Exercise directions: Report every line below that has the string "repeat" in it.

Stored records:

────────────────

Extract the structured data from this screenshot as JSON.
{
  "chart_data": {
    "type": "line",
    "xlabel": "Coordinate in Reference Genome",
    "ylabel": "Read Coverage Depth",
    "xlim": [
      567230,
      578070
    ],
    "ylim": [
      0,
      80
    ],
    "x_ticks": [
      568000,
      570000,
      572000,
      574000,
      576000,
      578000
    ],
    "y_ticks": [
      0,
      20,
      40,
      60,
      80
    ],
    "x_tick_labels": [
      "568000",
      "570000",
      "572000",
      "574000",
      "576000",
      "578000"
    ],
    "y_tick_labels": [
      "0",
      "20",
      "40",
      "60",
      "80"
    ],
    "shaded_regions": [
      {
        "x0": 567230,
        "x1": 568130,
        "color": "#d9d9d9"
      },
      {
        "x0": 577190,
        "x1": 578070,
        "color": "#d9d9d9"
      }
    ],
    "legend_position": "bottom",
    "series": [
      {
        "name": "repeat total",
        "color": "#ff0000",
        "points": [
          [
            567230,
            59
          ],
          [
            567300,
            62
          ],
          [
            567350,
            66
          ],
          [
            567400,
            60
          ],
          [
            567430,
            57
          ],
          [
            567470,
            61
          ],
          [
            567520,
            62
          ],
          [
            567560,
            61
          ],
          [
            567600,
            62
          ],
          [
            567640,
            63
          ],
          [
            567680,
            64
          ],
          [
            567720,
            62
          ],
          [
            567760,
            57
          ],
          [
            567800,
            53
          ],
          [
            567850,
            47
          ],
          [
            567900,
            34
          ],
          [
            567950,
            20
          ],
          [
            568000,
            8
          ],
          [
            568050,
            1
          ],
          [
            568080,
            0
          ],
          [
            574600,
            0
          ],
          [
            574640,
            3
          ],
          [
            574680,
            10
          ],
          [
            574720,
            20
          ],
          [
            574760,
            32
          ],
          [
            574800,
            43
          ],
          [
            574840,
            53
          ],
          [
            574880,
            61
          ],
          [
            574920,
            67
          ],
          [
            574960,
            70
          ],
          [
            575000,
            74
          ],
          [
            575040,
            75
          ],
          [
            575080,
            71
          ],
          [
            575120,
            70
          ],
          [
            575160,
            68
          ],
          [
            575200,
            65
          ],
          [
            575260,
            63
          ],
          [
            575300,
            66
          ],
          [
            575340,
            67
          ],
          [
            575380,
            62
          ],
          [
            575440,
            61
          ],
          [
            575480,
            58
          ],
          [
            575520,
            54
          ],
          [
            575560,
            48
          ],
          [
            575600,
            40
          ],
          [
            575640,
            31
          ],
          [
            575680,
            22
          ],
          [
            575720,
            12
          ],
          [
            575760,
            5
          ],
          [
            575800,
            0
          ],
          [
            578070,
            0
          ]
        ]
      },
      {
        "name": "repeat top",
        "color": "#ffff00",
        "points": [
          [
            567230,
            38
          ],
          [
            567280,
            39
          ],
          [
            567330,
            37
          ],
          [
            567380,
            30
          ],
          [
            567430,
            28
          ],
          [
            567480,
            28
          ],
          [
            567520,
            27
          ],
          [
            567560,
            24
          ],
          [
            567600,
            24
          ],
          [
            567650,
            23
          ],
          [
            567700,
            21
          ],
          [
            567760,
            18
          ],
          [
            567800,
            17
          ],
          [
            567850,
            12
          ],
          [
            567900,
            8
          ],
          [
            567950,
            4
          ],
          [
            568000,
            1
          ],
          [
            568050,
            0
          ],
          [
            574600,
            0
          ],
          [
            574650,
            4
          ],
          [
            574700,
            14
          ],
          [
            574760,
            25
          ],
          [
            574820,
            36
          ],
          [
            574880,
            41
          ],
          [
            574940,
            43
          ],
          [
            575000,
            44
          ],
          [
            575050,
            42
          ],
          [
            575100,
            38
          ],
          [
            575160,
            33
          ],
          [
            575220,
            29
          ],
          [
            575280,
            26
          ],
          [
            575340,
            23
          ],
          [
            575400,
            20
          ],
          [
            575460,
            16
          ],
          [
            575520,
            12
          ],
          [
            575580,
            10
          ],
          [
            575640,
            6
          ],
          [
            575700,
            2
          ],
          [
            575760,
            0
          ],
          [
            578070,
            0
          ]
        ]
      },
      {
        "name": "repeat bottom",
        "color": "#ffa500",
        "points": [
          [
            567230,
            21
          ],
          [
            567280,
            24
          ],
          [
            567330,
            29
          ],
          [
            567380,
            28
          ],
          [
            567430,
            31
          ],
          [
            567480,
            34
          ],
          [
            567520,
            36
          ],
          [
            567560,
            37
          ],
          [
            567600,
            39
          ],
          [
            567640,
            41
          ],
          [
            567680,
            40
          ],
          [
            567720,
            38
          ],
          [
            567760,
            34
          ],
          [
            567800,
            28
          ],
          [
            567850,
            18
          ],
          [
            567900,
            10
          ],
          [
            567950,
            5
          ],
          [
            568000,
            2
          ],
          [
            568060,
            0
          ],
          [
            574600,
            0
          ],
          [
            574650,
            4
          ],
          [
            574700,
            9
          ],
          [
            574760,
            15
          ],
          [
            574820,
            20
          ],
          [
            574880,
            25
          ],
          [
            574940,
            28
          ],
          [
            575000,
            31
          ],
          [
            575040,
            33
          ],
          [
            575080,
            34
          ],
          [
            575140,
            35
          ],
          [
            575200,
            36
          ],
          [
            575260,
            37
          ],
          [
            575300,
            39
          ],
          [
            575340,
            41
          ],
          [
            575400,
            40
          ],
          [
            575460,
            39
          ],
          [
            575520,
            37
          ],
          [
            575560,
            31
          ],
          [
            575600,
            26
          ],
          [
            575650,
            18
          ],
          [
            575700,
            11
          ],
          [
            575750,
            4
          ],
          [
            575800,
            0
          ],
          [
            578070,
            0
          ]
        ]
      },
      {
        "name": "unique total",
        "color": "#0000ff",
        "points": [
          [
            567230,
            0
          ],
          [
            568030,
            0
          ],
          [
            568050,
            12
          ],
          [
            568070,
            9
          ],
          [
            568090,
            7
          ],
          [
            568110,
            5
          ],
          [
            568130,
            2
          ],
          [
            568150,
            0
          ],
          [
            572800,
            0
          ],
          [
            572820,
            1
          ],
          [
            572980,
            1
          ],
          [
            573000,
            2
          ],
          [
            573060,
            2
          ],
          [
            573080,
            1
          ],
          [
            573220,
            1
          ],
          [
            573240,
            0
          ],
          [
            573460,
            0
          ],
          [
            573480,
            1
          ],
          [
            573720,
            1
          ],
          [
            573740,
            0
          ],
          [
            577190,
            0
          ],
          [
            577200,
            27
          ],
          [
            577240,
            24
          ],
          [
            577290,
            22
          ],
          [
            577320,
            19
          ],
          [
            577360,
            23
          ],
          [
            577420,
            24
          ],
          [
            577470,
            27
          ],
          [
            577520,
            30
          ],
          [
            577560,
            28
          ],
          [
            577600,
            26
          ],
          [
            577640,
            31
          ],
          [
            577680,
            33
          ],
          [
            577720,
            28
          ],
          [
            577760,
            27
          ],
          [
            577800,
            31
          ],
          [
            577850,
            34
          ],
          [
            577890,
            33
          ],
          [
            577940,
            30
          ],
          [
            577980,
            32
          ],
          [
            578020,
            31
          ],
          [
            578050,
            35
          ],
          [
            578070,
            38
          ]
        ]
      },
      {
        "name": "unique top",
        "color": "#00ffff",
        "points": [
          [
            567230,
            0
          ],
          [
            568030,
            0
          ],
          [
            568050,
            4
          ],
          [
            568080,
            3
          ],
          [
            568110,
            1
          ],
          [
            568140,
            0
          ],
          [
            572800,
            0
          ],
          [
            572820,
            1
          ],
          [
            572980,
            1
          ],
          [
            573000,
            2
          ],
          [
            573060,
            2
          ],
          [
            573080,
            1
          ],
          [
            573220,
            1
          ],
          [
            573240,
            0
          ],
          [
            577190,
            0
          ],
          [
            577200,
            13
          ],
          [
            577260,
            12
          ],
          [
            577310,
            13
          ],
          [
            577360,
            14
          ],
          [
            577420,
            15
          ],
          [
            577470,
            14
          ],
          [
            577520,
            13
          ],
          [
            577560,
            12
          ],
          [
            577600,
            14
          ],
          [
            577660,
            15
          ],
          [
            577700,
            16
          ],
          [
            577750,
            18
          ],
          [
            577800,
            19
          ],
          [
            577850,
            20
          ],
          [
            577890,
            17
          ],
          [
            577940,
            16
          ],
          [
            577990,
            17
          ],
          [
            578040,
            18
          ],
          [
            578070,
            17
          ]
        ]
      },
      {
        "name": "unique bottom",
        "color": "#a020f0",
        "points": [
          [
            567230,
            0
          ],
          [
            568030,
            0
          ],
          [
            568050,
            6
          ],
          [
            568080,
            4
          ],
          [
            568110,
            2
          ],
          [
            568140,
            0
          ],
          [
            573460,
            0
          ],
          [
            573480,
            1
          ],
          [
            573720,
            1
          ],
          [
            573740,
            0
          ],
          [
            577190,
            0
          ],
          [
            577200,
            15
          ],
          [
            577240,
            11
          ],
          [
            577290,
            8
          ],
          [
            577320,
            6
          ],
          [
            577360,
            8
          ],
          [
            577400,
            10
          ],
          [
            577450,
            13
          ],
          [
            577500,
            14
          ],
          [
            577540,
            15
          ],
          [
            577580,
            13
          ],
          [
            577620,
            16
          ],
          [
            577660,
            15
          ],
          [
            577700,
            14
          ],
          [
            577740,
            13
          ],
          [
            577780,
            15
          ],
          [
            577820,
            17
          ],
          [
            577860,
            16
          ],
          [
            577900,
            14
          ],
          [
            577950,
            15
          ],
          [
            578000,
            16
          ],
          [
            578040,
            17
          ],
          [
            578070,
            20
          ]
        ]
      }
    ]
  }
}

────────────────

Exercise output:
        "name": "repeat total",
        "name": "repeat top",
        "name": "repeat bottom",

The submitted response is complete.